Required task:
Select all lines in the records that include "title".

Items from a figure collection
[Begin]
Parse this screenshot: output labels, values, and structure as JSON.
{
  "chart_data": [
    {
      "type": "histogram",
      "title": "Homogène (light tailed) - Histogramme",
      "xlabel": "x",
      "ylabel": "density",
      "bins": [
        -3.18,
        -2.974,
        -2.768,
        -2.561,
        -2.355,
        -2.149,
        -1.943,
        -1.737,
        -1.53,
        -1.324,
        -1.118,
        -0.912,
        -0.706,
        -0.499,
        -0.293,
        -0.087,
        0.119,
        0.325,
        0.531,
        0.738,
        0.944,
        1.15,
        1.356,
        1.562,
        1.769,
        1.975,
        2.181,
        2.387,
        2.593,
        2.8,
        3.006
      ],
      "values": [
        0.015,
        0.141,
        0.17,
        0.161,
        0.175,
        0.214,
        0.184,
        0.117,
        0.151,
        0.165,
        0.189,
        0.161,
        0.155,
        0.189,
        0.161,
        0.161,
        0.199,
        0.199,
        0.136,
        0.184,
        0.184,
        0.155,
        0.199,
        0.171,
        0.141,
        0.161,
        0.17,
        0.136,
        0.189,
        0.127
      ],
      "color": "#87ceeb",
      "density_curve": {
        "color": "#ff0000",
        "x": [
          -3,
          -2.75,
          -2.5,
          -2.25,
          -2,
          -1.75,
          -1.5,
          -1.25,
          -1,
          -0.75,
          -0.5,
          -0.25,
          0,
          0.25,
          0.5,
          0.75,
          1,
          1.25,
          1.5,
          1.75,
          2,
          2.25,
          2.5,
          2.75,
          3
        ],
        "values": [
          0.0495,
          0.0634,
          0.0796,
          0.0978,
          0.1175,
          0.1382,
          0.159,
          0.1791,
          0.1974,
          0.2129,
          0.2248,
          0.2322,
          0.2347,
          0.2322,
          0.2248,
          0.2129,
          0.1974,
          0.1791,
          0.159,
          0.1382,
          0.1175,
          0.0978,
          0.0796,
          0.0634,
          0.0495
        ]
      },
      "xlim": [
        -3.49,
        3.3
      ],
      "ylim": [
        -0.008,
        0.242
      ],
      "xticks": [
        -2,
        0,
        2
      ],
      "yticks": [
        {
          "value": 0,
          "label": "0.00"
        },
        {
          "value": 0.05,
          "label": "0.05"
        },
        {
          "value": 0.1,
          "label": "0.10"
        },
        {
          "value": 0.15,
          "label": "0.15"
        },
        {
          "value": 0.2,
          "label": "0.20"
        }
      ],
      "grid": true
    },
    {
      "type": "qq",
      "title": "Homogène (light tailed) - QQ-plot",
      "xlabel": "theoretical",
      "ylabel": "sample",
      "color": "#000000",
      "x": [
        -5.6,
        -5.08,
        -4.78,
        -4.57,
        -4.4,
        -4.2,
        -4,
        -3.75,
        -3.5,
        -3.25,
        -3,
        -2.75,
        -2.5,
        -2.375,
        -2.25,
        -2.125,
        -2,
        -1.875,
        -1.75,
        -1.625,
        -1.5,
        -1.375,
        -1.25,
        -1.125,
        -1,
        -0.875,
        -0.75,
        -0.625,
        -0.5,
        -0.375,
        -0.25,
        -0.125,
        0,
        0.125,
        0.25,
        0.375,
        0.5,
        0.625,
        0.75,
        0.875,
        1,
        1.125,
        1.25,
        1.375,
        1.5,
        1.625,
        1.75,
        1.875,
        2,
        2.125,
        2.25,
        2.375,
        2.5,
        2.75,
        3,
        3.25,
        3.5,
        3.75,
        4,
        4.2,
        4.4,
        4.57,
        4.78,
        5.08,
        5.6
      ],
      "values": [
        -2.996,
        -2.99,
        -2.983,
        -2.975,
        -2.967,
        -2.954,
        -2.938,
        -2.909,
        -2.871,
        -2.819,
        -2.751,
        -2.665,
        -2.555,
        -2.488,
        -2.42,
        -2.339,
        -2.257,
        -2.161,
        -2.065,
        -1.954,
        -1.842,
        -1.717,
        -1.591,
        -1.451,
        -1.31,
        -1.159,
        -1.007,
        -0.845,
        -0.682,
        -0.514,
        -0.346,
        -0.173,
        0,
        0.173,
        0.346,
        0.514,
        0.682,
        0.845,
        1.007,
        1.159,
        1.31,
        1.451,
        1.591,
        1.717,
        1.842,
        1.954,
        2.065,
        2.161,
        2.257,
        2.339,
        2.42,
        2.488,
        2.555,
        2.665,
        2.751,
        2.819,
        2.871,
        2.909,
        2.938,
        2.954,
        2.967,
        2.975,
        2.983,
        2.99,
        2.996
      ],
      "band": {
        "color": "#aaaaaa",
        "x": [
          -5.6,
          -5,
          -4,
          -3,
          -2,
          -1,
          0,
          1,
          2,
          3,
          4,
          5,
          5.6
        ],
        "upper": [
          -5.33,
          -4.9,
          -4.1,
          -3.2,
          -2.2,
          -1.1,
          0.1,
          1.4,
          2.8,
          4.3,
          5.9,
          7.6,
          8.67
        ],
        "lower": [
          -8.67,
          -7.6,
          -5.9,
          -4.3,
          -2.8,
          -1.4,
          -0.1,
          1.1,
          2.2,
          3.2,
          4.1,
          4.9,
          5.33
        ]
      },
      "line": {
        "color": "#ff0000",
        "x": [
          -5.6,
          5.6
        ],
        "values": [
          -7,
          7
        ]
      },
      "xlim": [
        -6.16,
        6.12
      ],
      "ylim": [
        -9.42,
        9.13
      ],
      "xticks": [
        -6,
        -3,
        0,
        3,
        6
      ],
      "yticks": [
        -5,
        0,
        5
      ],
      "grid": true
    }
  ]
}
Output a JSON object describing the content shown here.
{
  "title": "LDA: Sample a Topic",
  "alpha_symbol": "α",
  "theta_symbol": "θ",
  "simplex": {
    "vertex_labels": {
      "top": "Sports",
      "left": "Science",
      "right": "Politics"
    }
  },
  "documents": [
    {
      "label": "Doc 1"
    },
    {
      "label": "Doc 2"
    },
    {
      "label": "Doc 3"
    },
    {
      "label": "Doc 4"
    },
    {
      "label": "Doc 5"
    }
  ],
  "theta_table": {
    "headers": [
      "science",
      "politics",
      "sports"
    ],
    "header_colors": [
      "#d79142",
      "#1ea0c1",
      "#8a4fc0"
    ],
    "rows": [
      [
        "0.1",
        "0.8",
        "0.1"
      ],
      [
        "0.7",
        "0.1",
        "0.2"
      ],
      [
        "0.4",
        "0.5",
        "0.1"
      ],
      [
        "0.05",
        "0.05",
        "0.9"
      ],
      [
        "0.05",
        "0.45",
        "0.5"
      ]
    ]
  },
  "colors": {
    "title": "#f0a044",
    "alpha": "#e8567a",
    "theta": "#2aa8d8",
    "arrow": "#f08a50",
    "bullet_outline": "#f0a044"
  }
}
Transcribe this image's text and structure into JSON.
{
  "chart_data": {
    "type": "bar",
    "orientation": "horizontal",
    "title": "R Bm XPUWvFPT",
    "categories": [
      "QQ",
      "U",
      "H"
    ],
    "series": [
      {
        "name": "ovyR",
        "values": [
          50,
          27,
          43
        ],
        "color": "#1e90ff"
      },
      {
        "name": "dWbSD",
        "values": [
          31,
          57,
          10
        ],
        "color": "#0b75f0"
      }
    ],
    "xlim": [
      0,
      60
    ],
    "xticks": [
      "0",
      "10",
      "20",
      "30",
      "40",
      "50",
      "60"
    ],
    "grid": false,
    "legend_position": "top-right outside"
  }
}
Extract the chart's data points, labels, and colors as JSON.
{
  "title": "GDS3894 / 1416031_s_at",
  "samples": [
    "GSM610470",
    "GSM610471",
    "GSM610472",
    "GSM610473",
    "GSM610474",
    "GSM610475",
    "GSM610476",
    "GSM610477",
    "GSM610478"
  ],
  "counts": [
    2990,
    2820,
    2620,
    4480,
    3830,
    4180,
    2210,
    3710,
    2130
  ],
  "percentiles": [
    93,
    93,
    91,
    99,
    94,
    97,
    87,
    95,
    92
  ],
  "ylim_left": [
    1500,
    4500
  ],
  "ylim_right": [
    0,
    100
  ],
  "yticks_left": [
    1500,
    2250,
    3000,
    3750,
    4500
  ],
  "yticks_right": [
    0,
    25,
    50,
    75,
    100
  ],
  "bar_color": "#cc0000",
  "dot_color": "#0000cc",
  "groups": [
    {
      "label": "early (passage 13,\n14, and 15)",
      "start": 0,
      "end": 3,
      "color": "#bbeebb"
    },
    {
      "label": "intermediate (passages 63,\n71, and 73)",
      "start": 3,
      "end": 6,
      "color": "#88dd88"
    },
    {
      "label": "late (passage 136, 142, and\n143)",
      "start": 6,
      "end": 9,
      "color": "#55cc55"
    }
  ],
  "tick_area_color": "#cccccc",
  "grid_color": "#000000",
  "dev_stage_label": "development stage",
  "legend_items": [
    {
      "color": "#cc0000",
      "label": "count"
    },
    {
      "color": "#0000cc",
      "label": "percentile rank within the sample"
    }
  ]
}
[End]
Exercise answer:
      "title": "Homogène (light tailed) - Histogramme",
      "title": "Homogène (light tailed) - QQ-plot",
  "title": "LDA: Sample a Topic",
    "title": "#f0a044",
    "title": "R Bm XPUWvFPT",
  "title": "GDS3894 / 1416031_s_at",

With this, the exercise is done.